══ Supplied material ══

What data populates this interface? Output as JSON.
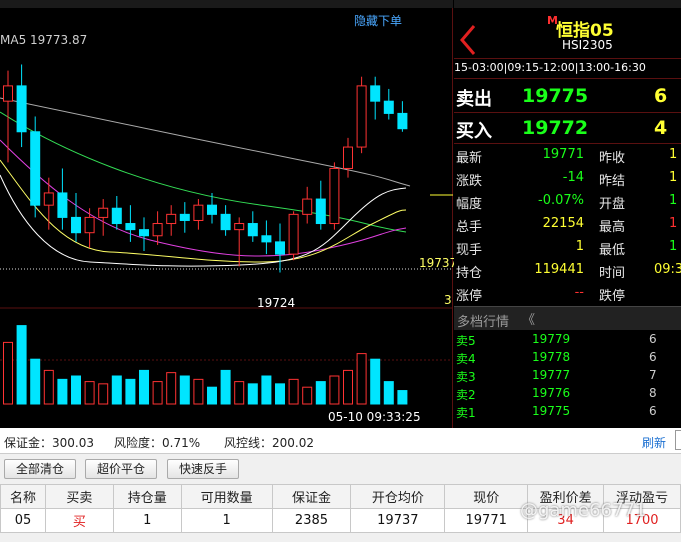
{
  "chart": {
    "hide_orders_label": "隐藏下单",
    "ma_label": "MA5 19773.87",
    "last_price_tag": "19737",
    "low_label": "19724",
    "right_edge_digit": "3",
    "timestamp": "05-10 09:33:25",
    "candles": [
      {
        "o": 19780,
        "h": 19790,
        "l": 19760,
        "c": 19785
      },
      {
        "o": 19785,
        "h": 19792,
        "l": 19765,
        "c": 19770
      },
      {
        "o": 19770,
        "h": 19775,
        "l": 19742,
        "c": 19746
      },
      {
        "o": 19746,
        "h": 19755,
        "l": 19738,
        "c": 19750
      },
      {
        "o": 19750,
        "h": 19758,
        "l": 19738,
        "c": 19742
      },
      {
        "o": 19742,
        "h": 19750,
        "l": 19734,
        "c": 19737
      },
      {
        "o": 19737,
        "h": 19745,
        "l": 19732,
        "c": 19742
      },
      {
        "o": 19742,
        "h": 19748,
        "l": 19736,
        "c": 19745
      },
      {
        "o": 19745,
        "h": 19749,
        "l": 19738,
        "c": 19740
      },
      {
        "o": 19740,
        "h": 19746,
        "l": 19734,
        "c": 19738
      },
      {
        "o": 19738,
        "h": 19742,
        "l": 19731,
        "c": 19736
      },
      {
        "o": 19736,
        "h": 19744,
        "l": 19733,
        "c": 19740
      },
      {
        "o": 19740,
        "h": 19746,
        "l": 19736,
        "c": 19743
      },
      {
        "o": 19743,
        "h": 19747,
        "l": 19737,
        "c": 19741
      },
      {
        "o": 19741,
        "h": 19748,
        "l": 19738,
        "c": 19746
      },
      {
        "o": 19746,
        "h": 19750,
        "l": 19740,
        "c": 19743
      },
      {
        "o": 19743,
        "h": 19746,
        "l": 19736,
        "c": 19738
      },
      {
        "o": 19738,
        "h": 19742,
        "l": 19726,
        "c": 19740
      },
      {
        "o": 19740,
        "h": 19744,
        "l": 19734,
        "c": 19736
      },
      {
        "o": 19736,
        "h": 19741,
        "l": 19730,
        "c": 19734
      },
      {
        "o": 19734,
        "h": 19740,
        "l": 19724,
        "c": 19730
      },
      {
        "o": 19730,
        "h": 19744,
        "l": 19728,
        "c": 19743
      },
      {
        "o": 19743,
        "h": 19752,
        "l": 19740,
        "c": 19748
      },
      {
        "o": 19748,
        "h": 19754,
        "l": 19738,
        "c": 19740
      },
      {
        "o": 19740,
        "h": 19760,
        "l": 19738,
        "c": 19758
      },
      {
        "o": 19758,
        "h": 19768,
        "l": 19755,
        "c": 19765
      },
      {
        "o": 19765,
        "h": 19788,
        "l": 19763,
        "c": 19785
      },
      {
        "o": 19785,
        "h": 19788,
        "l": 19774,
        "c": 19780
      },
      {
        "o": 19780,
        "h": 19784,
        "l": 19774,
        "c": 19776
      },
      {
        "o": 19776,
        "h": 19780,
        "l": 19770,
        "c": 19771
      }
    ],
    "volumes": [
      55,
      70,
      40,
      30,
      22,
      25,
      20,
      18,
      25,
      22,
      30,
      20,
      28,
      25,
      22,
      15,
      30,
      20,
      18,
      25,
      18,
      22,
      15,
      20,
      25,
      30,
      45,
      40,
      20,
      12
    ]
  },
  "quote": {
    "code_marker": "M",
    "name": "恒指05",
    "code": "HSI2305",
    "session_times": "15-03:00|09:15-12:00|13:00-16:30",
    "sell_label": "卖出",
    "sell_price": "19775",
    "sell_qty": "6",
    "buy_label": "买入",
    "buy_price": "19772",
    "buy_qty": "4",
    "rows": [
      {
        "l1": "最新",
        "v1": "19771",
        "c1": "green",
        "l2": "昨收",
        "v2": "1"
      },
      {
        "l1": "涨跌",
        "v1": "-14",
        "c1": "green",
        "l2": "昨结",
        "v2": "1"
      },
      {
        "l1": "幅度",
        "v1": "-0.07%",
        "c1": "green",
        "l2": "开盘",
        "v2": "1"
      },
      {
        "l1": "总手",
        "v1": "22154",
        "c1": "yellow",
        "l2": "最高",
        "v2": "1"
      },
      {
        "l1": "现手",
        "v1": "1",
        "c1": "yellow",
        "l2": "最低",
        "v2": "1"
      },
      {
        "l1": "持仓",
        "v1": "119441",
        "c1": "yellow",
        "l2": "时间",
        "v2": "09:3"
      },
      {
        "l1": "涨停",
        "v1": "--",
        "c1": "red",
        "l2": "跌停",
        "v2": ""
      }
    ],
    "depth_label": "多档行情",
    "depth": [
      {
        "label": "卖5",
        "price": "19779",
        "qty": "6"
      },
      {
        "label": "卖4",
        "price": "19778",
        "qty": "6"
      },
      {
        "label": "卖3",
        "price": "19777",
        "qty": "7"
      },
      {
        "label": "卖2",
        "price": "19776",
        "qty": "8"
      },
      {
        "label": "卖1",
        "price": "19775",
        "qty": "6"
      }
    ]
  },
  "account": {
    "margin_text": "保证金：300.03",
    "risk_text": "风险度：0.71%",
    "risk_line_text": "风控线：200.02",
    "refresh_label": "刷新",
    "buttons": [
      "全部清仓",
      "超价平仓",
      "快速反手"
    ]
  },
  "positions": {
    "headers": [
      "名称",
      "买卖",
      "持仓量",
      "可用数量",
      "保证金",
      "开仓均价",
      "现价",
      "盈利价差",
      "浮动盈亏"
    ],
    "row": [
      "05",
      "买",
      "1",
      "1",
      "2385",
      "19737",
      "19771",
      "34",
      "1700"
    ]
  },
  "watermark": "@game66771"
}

═══

Each line of the data should be quoted exactly, with pictures left out.

What data populates this interface? Output as JSON.
{
  "chart": {
    "hide_orders_label": "隐藏下单",
    "ma_label": "MA5 19773.87",
    "last_price_tag": "19737",
    "low_label": "19724",
    "right_edge_digit": "3",
    "timestamp": "05-10 09:33:25",
    "candles": [
      {
        "o": 19780,
        "h": 19790,
        "l": 19760,
        "c": 19785
      },
      {
        "o": 19785,
        "h": 19792,
        "l": 19765,
        "c": 19770
      },
      {
        "o": 19770,
        "h": 19775,
        "l": 19742,
        "c": 19746
      },
      {
        "o": 19746,
        "h": 19755,
        "l": 19738,
        "c": 19750
      },
      {
        "o": 19750,
        "h": 19758,
        "l": 19738,
        "c": 19742
      },
      {
        "o": 19742,
        "h": 19750,
        "l": 19734,
        "c": 19737
      },
      {
        "o": 19737,
        "h": 19745,
        "l": 19732,
        "c": 19742
      },
      {
        "o": 19742,
        "h": 19748,
        "l": 19736,
        "c": 19745
      },
      {
        "o": 19745,
        "h": 19749,
        "l": 19738,
        "c": 19740
      },
      {
        "o": 19740,
        "h": 19746,
        "l": 19734,
        "c": 19738
      },
      {
        "o": 19738,
        "h": 19742,
        "l": 19731,
        "c": 19736
      },
      {
        "o": 19736,
        "h": 19744,
        "l": 19733,
        "c": 19740
      },
      {
        "o": 19740,
        "h": 19746,
        "l": 19736,
        "c": 19743
      },
      {
        "o": 19743,
        "h": 19747,
        "l": 19737,
        "c": 19741
      },
      {
        "o": 19741,
        "h": 19748,
        "l": 19738,
        "c": 19746
      },
      {
        "o": 19746,
        "h": 19750,
        "l": 19740,
        "c": 19743
      },
      {
        "o": 19743,
        "h": 19746,
        "l": 19736,
        "c": 19738
      },
      {
        "o": 19738,
        "h": 19742,
        "l": 19726,
        "c": 19740
      },
      {
        "o": 19740,
        "h": 19744,
        "l": 19734,
        "c": 19736
      },
      {
        "o": 19736,
        "h": 19741,
        "l": 19730,
        "c": 19734
      },
      {
        "o": 19734,
        "h": 19740,
        "l": 19724,
        "c": 19730
      },
      {
        "o": 19730,
        "h": 19744,
        "l": 19728,
        "c": 19743
      },
      {
        "o": 19743,
        "h": 19752,
        "l": 19740,
        "c": 19748
      },
      {
        "o": 19748,
        "h": 19754,
        "l": 19738,
        "c": 19740
      },
      {
        "o": 19740,
        "h": 19760,
        "l": 19738,
        "c": 19758
      },
      {
        "o": 19758,
        "h": 19768,
        "l": 19755,
        "c": 19765
      },
      {
        "o": 19765,
        "h": 19788,
        "l": 19763,
        "c": 19785
      },
      {
        "o": 19785,
        "h": 19788,
        "l": 19774,
        "c": 19780
      },
      {
        "o": 19780,
        "h": 19784,
        "l": 19774,
        "c": 19776
      },
      {
        "o": 19776,
        "h": 19780,
        "l": 19770,
        "c": 19771
      }
    ],
    "volumes": [
      55,
      70,
      40,
      30,
      22,
      25,
      20,
      18,
      25,
      22,
      30,
      20,
      28,
      25,
      22,
      15,
      30,
      20,
      18,
      25,
      18,
      22,
      15,
      20,
      25,
      30,
      45,
      40,
      20,
      12
    ]
  },
  "quote": {
    "code_marker": "M",
    "name": "恒指05",
    "code": "HSI2305",
    "session_times": "15-03:00|09:15-12:00|13:00-16:30",
    "sell_label": "卖出",
    "sell_price": "19775",
    "sell_qty": "6",
    "buy_label": "买入",
    "buy_price": "19772",
    "buy_qty": "4",
    "rows": [
      {
        "l1": "最新",
        "v1": "19771",
        "c1": "green",
        "l2": "昨收",
        "v2": "1"
      },
      {
        "l1": "涨跌",
        "v1": "-14",
        "c1": "green",
        "l2": "昨结",
        "v2": "1"
      },
      {
        "l1": "幅度",
        "v1": "-0.07%",
        "c1": "green",
        "l2": "开盘",
        "v2": "1"
      },
      {
        "l1": "总手",
        "v1": "22154",
        "c1": "yellow",
        "l2": "最高",
        "v2": "1"
      },
      {
        "l1": "现手",
        "v1": "1",
        "c1": "yellow",
        "l2": "最低",
        "v2": "1"
      },
      {
        "l1": "持仓",
        "v1": "119441",
        "c1": "yellow",
        "l2": "时间",
        "v2": "09:3"
      },
      {
        "l1": "涨停",
        "v1": "--",
        "c1": "red",
        "l2": "跌停",
        "v2": ""
      }
    ],
    "depth_label": "多档行情",
    "depth": [
      {
        "label": "卖5",
        "price": "19779",
        "qty": "6"
      },
      {
        "label": "卖4",
        "price": "19778",
        "qty": "6"
      },
      {
        "label": "卖3",
        "price": "19777",
        "qty": "7"
      },
      {
        "label": "卖2",
        "price": "19776",
        "qty": "8"
      },
      {
        "label": "卖1",
        "price": "19775",
        "qty": "6"
      }
    ]
  },
  "account": {
    "margin_text": "保证金：300.03",
    "risk_text": "风险度：0.71%",
    "risk_line_text": "风控线：200.02",
    "refresh_label": "刷新",
    "buttons": [
      "全部清仓",
      "超价平仓",
      "快速反手"
    ]
  },
  "positions": {
    "headers": [
      "名称",
      "买卖",
      "持仓量",
      "可用数量",
      "保证金",
      "开仓均价",
      "现价",
      "盈利价差",
      "浮动盈亏"
    ],
    "row": [
      "05",
      "买",
      "1",
      "1",
      "2385",
      "19737",
      "19771",
      "34",
      "1700"
    ]
  },
  "watermark": "@game66771"
}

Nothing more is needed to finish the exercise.